Given instruction. Which lines in the material below contain the word "Macario"? Copy each of them.

Stored entries:

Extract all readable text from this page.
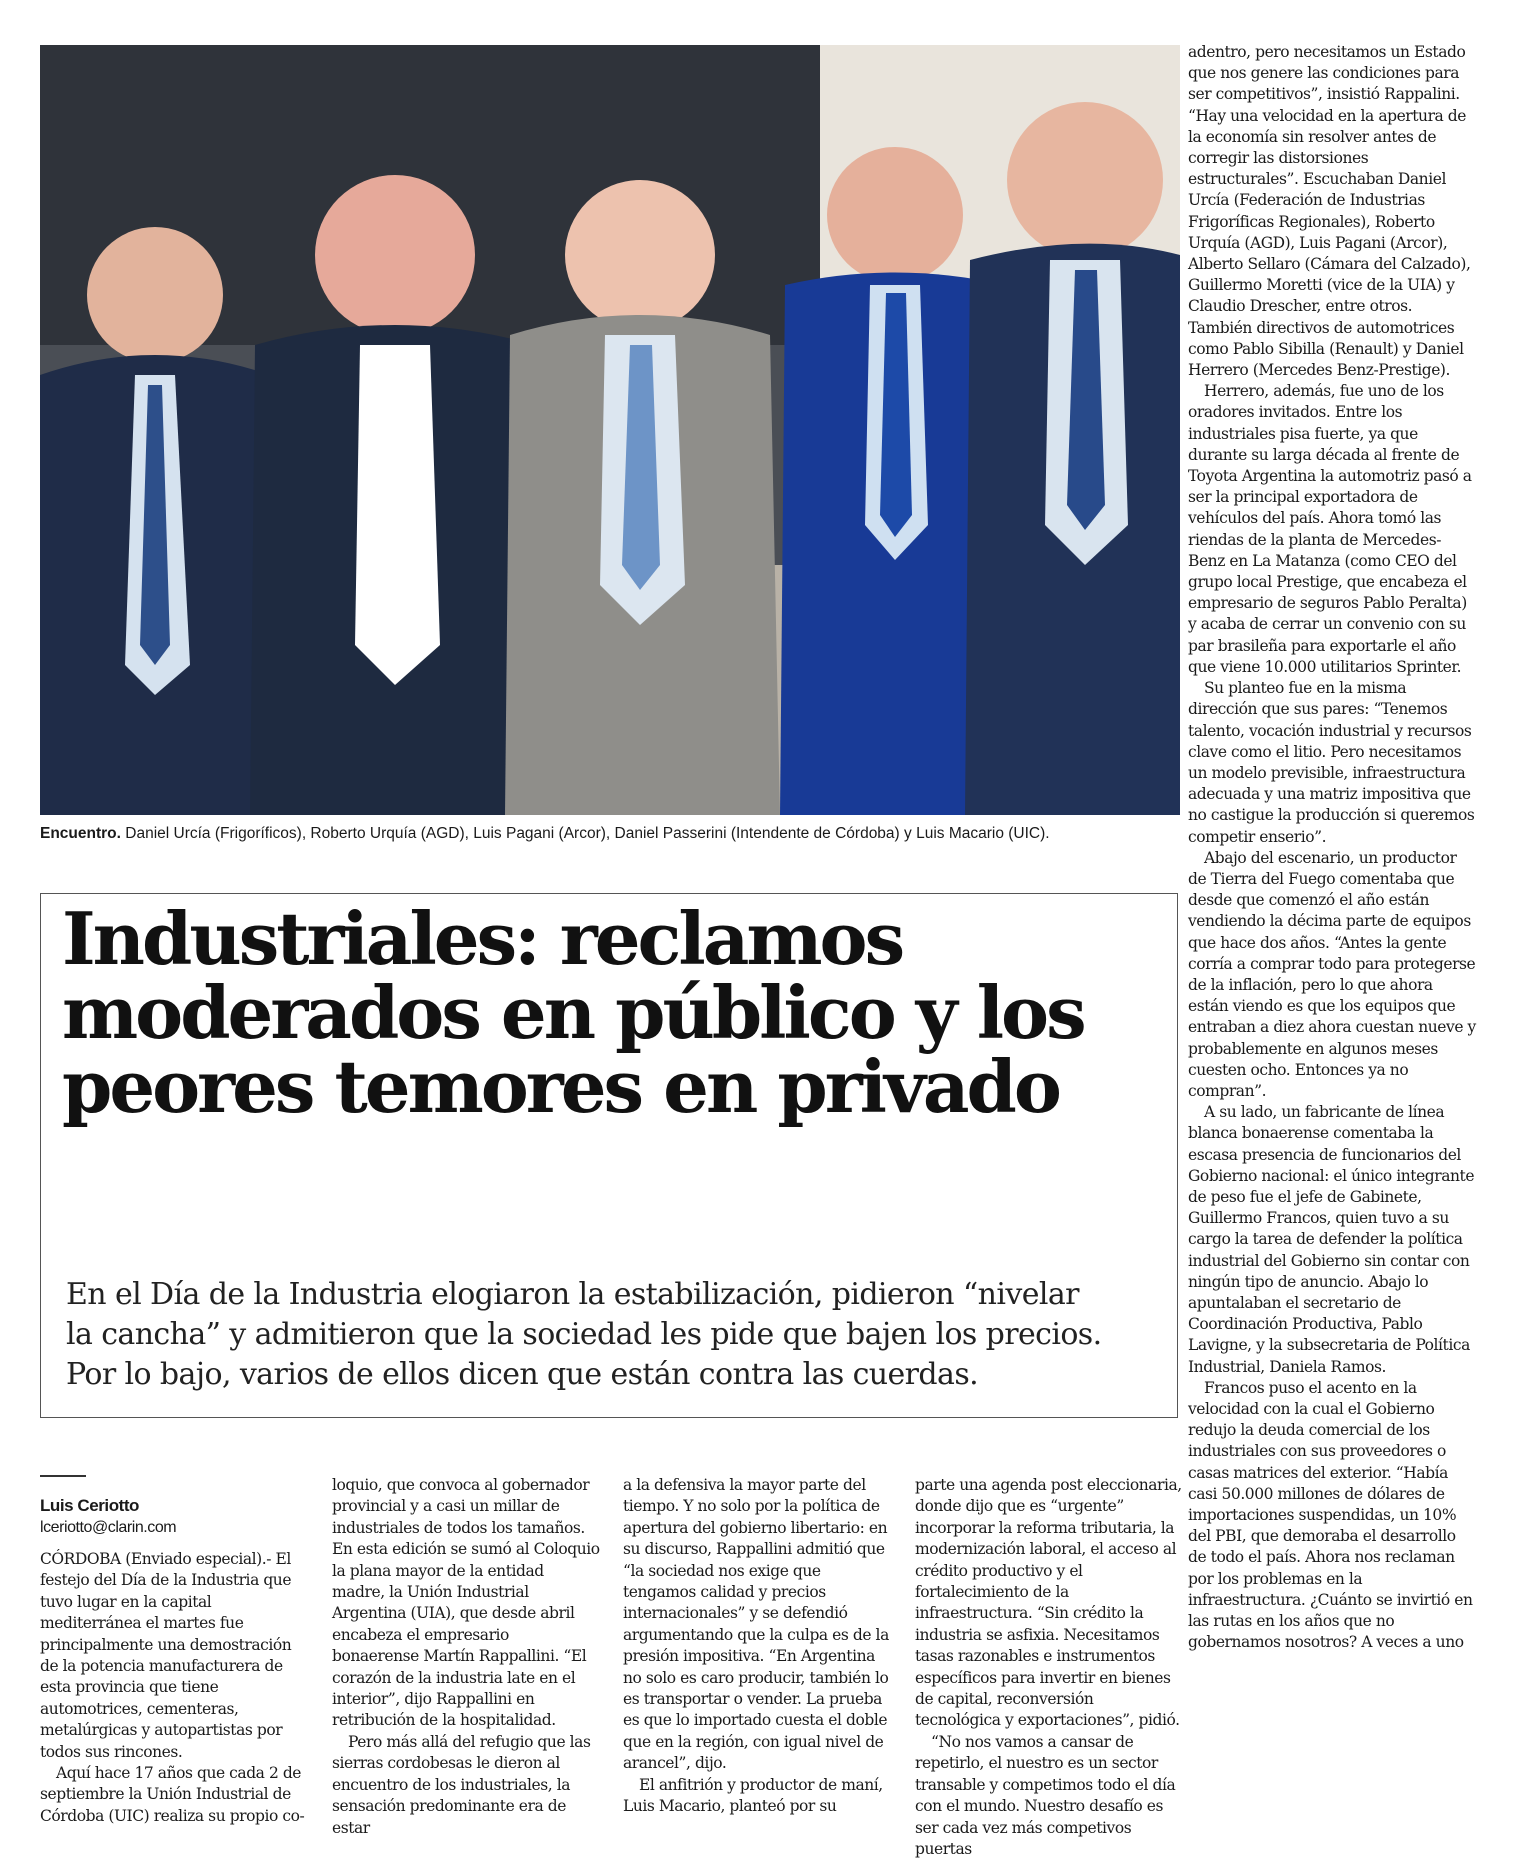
Encuentro. Daniel Urcía (Frigoríficos), Roberto Urquía (AGD), Luis Pagani (Arcor), Daniel Passerini (Intendente de Córdoba) y Luis Macario (UIC).
Industriales: reclamos
moderados en público y los
peores temores en privado
En el Día de la Industria elogiaron la estabilización, pidieron “nivelar
la cancha” y admitieron que la sociedad les pide que bajen los precios.
Por lo bajo, varios de ellos dicen que están contra las cuerdas.
Luis Ceriotto
lceriotto@clarin.com

CÓRDOBA (Enviado especial).- El festejo del Día de la Industria que tuvo lugar en la capital mediterránea el martes fue principalmente una demostración de la potencia manufacturera de esta provincia que tiene automotrices, cementeras, metalúrgicas y autopartistas por todos sus rincones.

Aquí hace 17 años que cada 2 de septiembre la Unión Industrial de Córdoba (UIC) realiza su propio co-

loquio, que convoca al gobernador provincial y a casi un millar de industriales de todos los tamaños. En esta edición se sumó al Coloquio la plana mayor de la entidad madre, la Unión Industrial Argentina (UIA), que desde abril encabeza el empresario bonaerense Martín Rappallini. “El corazón de la industria late en el interior”, dijo Rappallini en retribución de la hospitalidad.

Pero más allá del refugio que las sierras cordobesas le dieron al encuentro de los industriales, la sensación predominante era de estar

a la defensiva la mayor parte del tiempo. Y no solo por la política de apertura del gobierno libertario: en su discurso, Rappallini admitió que “la sociedad nos exige que tengamos calidad y precios internacionales” y se defendió argumentando que la culpa es de la presión impositiva. “En Argentina no solo es caro producir, también lo es transportar o vender. La prueba es que lo importado cuesta el doble que en la región, con igual nivel de arancel”, dijo.

El anfitrión y productor de maní, Luis Macario, planteó por su

parte una agenda post eleccionaria, donde dijo que es “urgente” incorporar la reforma tributaria, la modernización laboral, el acceso al crédito productivo y el fortalecimiento de la infraestructura. “Sin crédito la industria se asfixia. Necesitamos tasas razonables e instrumentos específicos para invertir en bienes de capital, reconversión tecnológica y exportaciones”, pidió.

“No nos vamos a cansar de repetirlo, el nuestro es un sector transable y competimos todo el día con el mundo. Nuestro desafío es ser cada vez más competivos puertas

adentro, pero necesitamos un Estado que nos genere las condiciones para ser competitivos”, insistió Rappalini. “Hay una velocidad en la apertura de la economía sin resolver antes de corregir las distorsiones estructurales”. Escuchaban Daniel Urcía (Federación de Industrias Frigoríficas Regionales), Roberto Urquía (AGD), Luis Pagani (Arcor), Alberto Sellaro (Cámara del Calzado), Guillermo Moretti (vice de la UIA) y Claudio Drescher, entre otros. También directivos de automotrices como Pablo Sibilla (Renault) y Daniel Herrero (Mercedes Benz-Prestige).

Herrero, además, fue uno de los oradores invitados. Entre los industriales pisa fuerte, ya que durante su larga década al frente de Toyota Argentina la automotriz pasó a ser la principal exportadora de vehículos del país. Ahora tomó las riendas de la planta de Mercedes-Benz en La Matanza (como CEO del grupo local Prestige, que encabeza el empresario de seguros Pablo Peralta) y acaba de cerrar un convenio con su par brasileña para exportarle el año que viene 10.000 utilitarios Sprinter.

Su planteo fue en la misma dirección que sus pares: “Tenemos talento, vocación industrial y recursos clave como el litio. Pero necesitamos un modelo previsible, infraestructura adecuada y una matriz impositiva que no castigue la producción si queremos competir enserio”.

Abajo del escenario, un productor de Tierra del Fuego comentaba que desde que comenzó el año están vendiendo la décima parte de equipos que hace dos años. “Antes la gente corría a comprar todo para protegerse de la inflación, pero lo que ahora están viendo es que los equipos que entraban a diez ahora cuestan nueve y probablemente en algunos meses cuesten ocho. Entonces ya no compran”.

A su lado, un fabricante de línea blanca bonaerense comentaba la escasa presencia de funcionarios del Gobierno nacional: el único integrante de peso fue el jefe de Gabinete, Guillermo Francos, quien tuvo a su cargo la tarea de defender la política industrial del Gobierno sin contar con ningún tipo de anuncio. Abajo lo apuntalaban el secretario de Coordinación Productiva, Pablo Lavigne, y la subsecretaria de Política Industrial, Daniela Ramos.

Francos puso el acento en la velocidad con la cual el Gobierno redujo la deuda comercial de los industriales con sus proveedores o casas matrices del exterior. “Había casi 50.000 millones de dólares de importaciones suspendidas, un 10% del PBI, que demoraba el desarrollo de todo el país. Ahora nos reclaman por los problemas en la infraestructura. ¿Cuánto se invirtió en las rutas en los años que no gobernamos nosotros? A veces a uno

Problem solution.
Encuentro. Daniel Urcía (Frigoríficos), Roberto Urquía (AGD), Luis Pagani (Arcor), Daniel Passerini (Intendente de Córdoba) y Luis Macario (UIC).
El anfitrión y productor de maní, Luis Macario, planteó por su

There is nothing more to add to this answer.